=== Entries ===

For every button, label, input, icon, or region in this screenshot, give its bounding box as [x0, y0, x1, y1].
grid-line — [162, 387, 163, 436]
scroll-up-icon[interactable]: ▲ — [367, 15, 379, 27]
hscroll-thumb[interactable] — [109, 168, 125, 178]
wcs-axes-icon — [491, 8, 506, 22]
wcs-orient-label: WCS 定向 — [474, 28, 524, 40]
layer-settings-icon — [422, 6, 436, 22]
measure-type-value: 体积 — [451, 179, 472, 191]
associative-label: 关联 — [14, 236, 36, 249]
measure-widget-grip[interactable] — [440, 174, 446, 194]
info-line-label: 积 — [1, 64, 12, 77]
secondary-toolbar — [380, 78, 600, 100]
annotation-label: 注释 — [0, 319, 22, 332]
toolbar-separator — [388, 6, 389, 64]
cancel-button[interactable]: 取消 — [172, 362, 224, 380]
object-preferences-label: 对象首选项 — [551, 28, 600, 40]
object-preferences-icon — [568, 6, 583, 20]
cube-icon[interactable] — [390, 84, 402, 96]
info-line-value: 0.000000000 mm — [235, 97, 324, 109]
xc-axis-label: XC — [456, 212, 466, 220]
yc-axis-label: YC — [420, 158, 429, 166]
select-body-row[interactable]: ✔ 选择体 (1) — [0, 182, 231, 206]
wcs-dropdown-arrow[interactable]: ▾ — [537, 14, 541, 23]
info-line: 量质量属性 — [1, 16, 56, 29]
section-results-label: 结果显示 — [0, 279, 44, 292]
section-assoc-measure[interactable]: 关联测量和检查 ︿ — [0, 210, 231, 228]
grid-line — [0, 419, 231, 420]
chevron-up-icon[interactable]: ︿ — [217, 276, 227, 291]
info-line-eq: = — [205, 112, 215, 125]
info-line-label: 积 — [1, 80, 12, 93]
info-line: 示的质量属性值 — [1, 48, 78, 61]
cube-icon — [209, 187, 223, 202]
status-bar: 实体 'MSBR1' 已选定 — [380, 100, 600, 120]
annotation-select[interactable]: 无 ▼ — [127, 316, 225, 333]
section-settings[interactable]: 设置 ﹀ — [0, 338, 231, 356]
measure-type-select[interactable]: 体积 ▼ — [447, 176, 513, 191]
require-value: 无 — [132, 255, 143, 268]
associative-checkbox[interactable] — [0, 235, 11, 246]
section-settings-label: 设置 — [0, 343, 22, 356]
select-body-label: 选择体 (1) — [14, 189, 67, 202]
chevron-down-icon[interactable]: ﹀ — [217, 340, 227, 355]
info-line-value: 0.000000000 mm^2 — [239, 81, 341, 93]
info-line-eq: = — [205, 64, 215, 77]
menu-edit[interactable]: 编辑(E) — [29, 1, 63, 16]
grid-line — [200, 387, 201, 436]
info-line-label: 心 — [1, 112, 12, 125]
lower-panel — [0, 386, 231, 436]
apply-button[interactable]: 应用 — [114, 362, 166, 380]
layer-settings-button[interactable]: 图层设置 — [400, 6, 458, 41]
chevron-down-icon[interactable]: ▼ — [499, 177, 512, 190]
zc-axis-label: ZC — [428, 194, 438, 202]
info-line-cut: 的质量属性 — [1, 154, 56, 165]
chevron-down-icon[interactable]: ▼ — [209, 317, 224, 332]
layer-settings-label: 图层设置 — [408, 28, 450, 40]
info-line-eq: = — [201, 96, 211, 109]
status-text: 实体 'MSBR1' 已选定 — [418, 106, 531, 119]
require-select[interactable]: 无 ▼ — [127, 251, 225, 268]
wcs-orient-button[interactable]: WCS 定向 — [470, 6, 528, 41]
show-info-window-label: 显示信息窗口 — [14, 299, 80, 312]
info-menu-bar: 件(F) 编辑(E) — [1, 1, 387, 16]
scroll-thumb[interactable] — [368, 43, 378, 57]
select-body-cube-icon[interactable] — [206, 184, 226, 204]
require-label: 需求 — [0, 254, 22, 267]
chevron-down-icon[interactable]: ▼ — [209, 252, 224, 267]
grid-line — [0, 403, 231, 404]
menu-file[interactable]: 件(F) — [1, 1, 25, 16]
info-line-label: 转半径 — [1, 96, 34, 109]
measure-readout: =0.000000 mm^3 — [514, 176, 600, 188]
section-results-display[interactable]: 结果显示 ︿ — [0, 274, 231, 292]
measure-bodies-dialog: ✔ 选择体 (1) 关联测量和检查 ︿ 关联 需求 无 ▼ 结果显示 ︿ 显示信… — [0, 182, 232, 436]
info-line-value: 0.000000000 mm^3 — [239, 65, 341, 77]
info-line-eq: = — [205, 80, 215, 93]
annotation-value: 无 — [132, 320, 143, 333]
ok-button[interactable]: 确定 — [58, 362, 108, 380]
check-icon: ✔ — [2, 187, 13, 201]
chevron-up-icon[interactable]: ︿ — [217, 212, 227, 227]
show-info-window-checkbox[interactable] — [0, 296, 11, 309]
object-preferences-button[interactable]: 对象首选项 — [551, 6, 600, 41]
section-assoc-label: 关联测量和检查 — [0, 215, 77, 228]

===

→ Task requirements
Please output every line of the data above, unchanged and in the same order.

→ The completed task
For every button, label, input, icon, or region in this screenshot, give its bounding box as [x0, y0, x1, y1].
grid-line — [162, 387, 163, 436]
scroll-up-icon[interactable]: ▲ — [367, 15, 379, 27]
hscroll-thumb[interactable] — [109, 168, 125, 178]
wcs-axes-icon — [491, 8, 506, 22]
wcs-orient-label: WCS 定向 — [474, 28, 524, 40]
layer-settings-icon — [422, 6, 436, 22]
measure-type-value: 体积 — [451, 179, 472, 191]
associative-label: 关联 — [14, 236, 36, 249]
measure-widget-grip[interactable] — [440, 174, 446, 194]
info-line-label: 积 — [1, 64, 12, 77]
secondary-toolbar — [380, 78, 600, 100]
annotation-label: 注释 — [0, 319, 22, 332]
toolbar-separator — [388, 6, 389, 64]
cancel-button[interactable]: 取消 — [172, 362, 224, 380]
object-preferences-label: 对象首选项 — [551, 28, 600, 40]
object-preferences-icon — [568, 6, 583, 20]
cube-icon[interactable] — [390, 84, 402, 96]
info-line-value: 0.000000000 mm — [235, 97, 324, 109]
xc-axis-label: XC — [456, 212, 466, 220]
yc-axis-label: YC — [420, 158, 429, 166]
select-body-row[interactable]: ✔ 选择体 (1) — [0, 182, 231, 206]
wcs-dropdown-arrow[interactable]: ▾ — [537, 14, 541, 23]
info-line: 量质量属性 — [1, 16, 56, 29]
section-results-label: 结果显示 — [0, 279, 44, 292]
section-assoc-measure[interactable]: 关联测量和检查 ︿ — [0, 210, 231, 228]
grid-line — [0, 419, 231, 420]
chevron-up-icon[interactable]: ︿ — [217, 276, 227, 291]
info-line-eq: = — [205, 112, 215, 125]
info-line-label: 积 — [1, 80, 12, 93]
info-line: 示的质量属性值 — [1, 48, 78, 61]
cube-icon — [209, 187, 223, 202]
status-bar: 实体 'MSBR1' 已选定 — [380, 100, 600, 120]
annotation-select[interactable]: 无 ▼ — [127, 316, 225, 333]
section-settings[interactable]: 设置 ﹀ — [0, 338, 231, 356]
measure-type-select[interactable]: 体积 ▼ — [447, 176, 513, 191]
require-value: 无 — [132, 255, 143, 268]
associative-checkbox[interactable] — [0, 235, 11, 246]
section-settings-label: 设置 — [0, 343, 22, 356]
select-body-label: 选择体 (1) — [14, 189, 67, 202]
chevron-down-icon[interactable]: ﹀ — [217, 340, 227, 355]
info-line-value: 0.000000000 mm^2 — [239, 81, 341, 93]
info-line-eq: = — [205, 64, 215, 77]
menu-edit[interactable]: 编辑(E) — [29, 1, 63, 16]
grid-line — [200, 387, 201, 436]
info-line-label: 心 — [1, 112, 12, 125]
lower-panel — [0, 386, 231, 436]
apply-button[interactable]: 应用 — [114, 362, 166, 380]
layer-settings-button[interactable]: 图层设置 — [400, 6, 458, 41]
chevron-down-icon[interactable]: ▼ — [499, 177, 512, 190]
zc-axis-label: ZC — [428, 194, 438, 202]
info-line-cut: 的质量属性 — [1, 154, 56, 165]
chevron-down-icon[interactable]: ▼ — [209, 317, 224, 332]
layer-settings-label: 图层设置 — [408, 28, 450, 40]
info-line-eq: = — [201, 96, 211, 109]
status-text: 实体 'MSBR1' 已选定 — [418, 106, 531, 119]
require-select[interactable]: 无 ▼ — [127, 251, 225, 268]
wcs-orient-button[interactable]: WCS 定向 — [470, 6, 528, 41]
show-info-window-label: 显示信息窗口 — [14, 299, 80, 312]
info-menu-bar: 件(F) 编辑(E) — [1, 1, 387, 16]
scroll-thumb[interactable] — [368, 43, 378, 57]
select-body-cube-icon[interactable] — [206, 184, 226, 204]
require-label: 需求 — [0, 254, 22, 267]
chevron-down-icon[interactable]: ▼ — [209, 252, 224, 267]
grid-line — [0, 403, 231, 404]
menu-file[interactable]: 件(F) — [1, 1, 25, 16]
info-line-label: 转半径 — [1, 96, 34, 109]
measure-readout: =0.000000 mm^3 — [514, 176, 600, 188]
section-results-display[interactable]: 结果显示 ︿ — [0, 274, 231, 292]
measure-bodies-dialog: ✔ 选择体 (1) 关联测量和检查 ︿ 关联 需求 无 ▼ 结果显示 ︿ 显示信… — [0, 182, 232, 436]
info-line-value: 0.000000000 mm^3 — [239, 65, 341, 77]
info-line-eq: = — [205, 80, 215, 93]
annotation-value: 无 — [132, 320, 143, 333]
ok-button[interactable]: 确定 — [58, 362, 108, 380]
check-icon: ✔ — [2, 187, 13, 201]
chevron-up-icon[interactable]: ︿ — [217, 212, 227, 227]
show-info-window-checkbox[interactable] — [0, 296, 11, 309]
object-preferences-button[interactable]: 对象首选项 — [551, 6, 600, 41]
section-assoc-label: 关联测量和检查 — [0, 215, 77, 228]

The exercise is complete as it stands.